Exercise description:
Transcribe each entry below exactly. Pictures do not go in the copy.
#####
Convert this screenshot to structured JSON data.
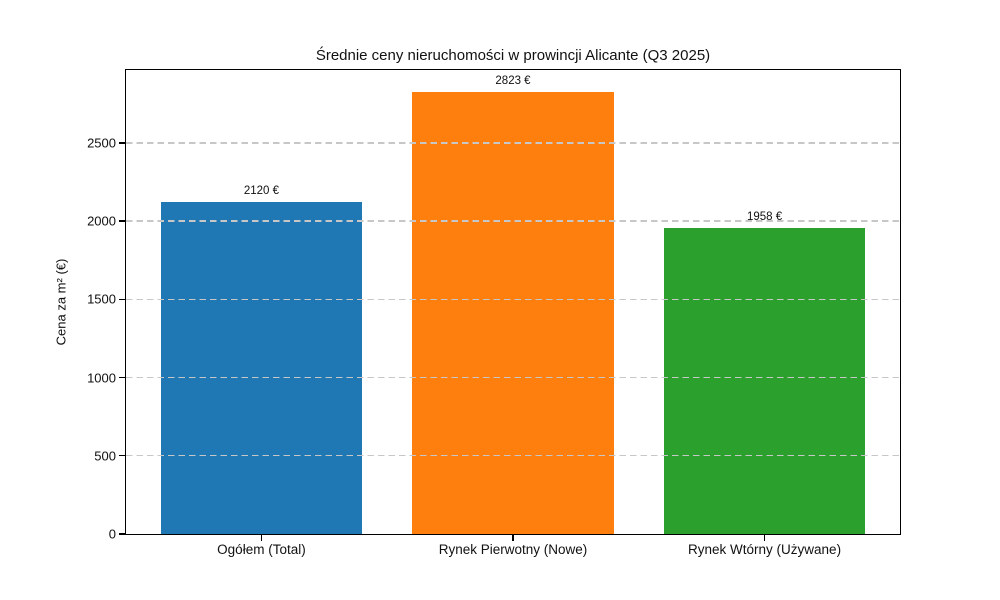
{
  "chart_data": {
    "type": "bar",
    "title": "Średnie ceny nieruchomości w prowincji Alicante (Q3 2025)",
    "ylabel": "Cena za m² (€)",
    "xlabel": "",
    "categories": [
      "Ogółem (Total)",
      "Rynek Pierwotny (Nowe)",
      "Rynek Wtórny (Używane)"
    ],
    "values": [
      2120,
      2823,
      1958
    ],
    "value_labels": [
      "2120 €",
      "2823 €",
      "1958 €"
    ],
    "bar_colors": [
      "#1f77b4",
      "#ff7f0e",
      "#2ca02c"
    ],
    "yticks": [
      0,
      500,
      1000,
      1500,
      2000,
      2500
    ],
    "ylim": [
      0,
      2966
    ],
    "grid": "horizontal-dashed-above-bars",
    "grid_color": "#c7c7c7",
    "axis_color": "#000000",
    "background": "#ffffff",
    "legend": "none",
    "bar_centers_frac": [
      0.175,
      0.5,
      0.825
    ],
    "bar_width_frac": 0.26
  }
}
#####
Solution for this problem:
Convert this screenshot to structured JSON data.
{
  "chart_data": {
    "type": "bar",
    "title": "Średnie ceny nieruchomości w prowincji Alicante (Q3 2025)",
    "ylabel": "Cena za m² (€)",
    "xlabel": "",
    "categories": [
      "Ogółem (Total)",
      "Rynek Pierwotny (Nowe)",
      "Rynek Wtórny (Używane)"
    ],
    "values": [
      2120,
      2823,
      1958
    ],
    "value_labels": [
      "2120 €",
      "2823 €",
      "1958 €"
    ],
    "bar_colors": [
      "#1f77b4",
      "#ff7f0e",
      "#2ca02c"
    ],
    "yticks": [
      0,
      500,
      1000,
      1500,
      2000,
      2500
    ],
    "ylim": [
      0,
      2966
    ],
    "grid": "horizontal-dashed-above-bars",
    "grid_color": "#c7c7c7",
    "axis_color": "#000000",
    "background": "#ffffff",
    "legend": "none",
    "bar_centers_frac": [
      0.175,
      0.5,
      0.825
    ],
    "bar_width_frac": 0.26
  }
}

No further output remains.